What is required:
Write each line exactly, from the line that holds "Extract all readable text from this page." through the final line of the material, and no other line.

Data shown:
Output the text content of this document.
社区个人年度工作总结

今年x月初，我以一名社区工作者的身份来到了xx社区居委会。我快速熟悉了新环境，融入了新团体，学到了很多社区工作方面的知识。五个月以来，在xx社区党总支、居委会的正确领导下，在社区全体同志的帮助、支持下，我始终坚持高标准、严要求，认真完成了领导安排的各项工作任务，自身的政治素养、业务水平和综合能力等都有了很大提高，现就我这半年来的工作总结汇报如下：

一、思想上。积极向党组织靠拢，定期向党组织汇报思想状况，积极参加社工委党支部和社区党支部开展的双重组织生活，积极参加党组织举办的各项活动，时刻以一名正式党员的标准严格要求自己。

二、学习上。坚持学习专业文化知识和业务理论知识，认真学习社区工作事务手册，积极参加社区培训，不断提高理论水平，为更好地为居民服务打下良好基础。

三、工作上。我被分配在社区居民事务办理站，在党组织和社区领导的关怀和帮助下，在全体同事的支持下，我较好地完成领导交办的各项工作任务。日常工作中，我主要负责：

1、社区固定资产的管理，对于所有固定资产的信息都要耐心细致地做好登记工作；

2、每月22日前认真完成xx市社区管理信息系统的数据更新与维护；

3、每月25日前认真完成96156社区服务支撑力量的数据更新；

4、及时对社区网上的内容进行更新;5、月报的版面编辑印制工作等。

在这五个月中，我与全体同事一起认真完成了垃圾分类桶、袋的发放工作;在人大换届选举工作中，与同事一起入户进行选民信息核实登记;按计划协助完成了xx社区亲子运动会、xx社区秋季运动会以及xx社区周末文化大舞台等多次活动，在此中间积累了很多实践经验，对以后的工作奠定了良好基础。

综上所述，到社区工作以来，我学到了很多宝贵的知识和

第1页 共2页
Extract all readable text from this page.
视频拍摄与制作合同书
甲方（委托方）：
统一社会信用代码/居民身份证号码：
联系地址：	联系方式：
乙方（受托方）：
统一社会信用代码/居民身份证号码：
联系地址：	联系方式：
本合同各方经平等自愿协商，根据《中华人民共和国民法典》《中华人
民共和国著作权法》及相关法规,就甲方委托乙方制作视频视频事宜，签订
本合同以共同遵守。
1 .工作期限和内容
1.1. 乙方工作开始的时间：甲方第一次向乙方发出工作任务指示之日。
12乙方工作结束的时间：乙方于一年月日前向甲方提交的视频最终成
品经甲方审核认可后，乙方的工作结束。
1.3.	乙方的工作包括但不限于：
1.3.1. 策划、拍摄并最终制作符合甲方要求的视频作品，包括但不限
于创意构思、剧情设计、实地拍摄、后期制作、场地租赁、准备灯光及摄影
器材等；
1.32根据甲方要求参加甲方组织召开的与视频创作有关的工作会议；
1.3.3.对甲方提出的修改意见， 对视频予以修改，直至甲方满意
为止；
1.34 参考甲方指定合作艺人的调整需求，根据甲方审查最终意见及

Task solution:
Extract all readable text from this page.
视频拍摄与制作合同书
甲方（委托方）：
统一社会信用代码/居民身份证号码：
联系地址：	联系方式：
乙方（受托方）：
统一社会信用代码/居民身份证号码：
联系地址：	联系方式：
本合同各方经平等自愿协商，根据《中华人民共和国民法典》《中华人
民共和国著作权法》及相关法规,就甲方委托乙方制作视频视频事宜，签订
本合同以共同遵守。
1 .工作期限和内容
1.1. 乙方工作开始的时间：甲方第一次向乙方发出工作任务指示之日。
12乙方工作结束的时间：乙方于一年月日前向甲方提交的视频最终成
品经甲方审核认可后，乙方的工作结束。
1.3.	乙方的工作包括但不限于：
1.3.1. 策划、拍摄并最终制作符合甲方要求的视频作品，包括但不限
于创意构思、剧情设计、实地拍摄、后期制作、场地租赁、准备灯光及摄影
器材等；
1.32根据甲方要求参加甲方组织召开的与视频创作有关的工作会议；
1.3.3.对甲方提出的修改意见， 对视频予以修改，直至甲方满意
为止；
1.34 参考甲方指定合作艺人的调整需求，根据甲方审查最终意见及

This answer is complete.